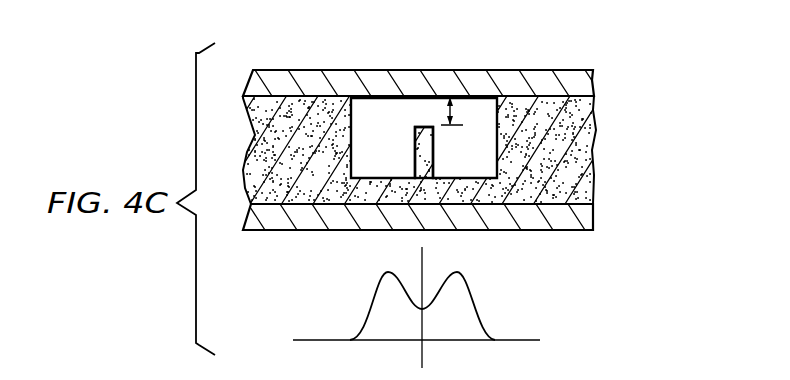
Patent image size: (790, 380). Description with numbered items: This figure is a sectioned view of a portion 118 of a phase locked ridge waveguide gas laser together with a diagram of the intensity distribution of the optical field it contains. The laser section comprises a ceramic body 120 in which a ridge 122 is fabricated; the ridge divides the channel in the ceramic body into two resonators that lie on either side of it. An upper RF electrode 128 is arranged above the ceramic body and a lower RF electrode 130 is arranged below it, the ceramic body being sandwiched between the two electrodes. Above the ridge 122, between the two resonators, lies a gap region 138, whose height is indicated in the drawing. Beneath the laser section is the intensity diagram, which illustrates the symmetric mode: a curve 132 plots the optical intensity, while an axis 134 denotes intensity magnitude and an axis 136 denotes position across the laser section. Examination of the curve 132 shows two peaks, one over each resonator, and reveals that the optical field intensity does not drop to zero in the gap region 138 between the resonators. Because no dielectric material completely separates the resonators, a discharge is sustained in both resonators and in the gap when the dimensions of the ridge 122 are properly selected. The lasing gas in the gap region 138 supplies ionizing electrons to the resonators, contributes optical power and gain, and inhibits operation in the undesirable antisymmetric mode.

The portion of a phase locked ridge waveguide gas laser 118 is at (430, 150).
The ceramic body 120 is at (410, 150).
The ridge 122 is at (415, 134).
The upper RF electrode 128 is at (487, 70).
The lower RF electrode 130 is at (553, 230).
The curve 132 is at (477, 302).
The axis 134 is at (427, 258).
The axis 136 is at (527, 338).
The gap region 138 is at (451, 110).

[Written instruction]
Copy every line of the entries above word for word, leaving out the pictures.

[Answer to the task]
Patent image size: (790, 380). Description with numbered items: This figure is a sectioned view of a portion 118 of a phase locked ridge waveguide gas laser together with a diagram of the intensity distribution of the optical field it contains. The laser section comprises a ceramic body 120 in which a ridge 122 is fabricated; the ridge divides the channel in the ceramic body into two resonators that lie on either side of it. An upper RF electrode 128 is arranged above the ceramic body and a lower RF electrode 130 is arranged below it, the ceramic body being sandwiched between the two electrodes. Above the ridge 122, between the two resonators, lies a gap region 138, whose height is indicated in the drawing. Beneath the laser section is the intensity diagram, which illustrates the symmetric mode: a curve 132 plots the optical intensity, while an axis 134 denotes intensity magnitude and an axis 136 denotes position across the laser section. Examination of the curve 132 shows two peaks, one over each resonator, and reveals that the optical field intensity does not drop to zero in the gap region 138 between the resonators. Because no dielectric material completely separates the resonators, a discharge is sustained in both resonators and in the gap when the dimensions of the ridge 122 are properly selected. The lasing gas in the gap region 138 supplies ionizing electrons to the resonators, contributes optical power and gain, and inhibits operation in the undesirable antisymmetric mode.

The portion of a phase locked ridge waveguide gas laser 118 is at (430, 150).
The ceramic body 120 is at (410, 150).
The ridge 122 is at (415, 134).
The upper RF electrode 128 is at (487, 70).
The lower RF electrode 130 is at (553, 230).
The curve 132 is at (477, 302).
The axis 134 is at (427, 258).
The axis 136 is at (527, 338).
The gap region 138 is at (451, 110).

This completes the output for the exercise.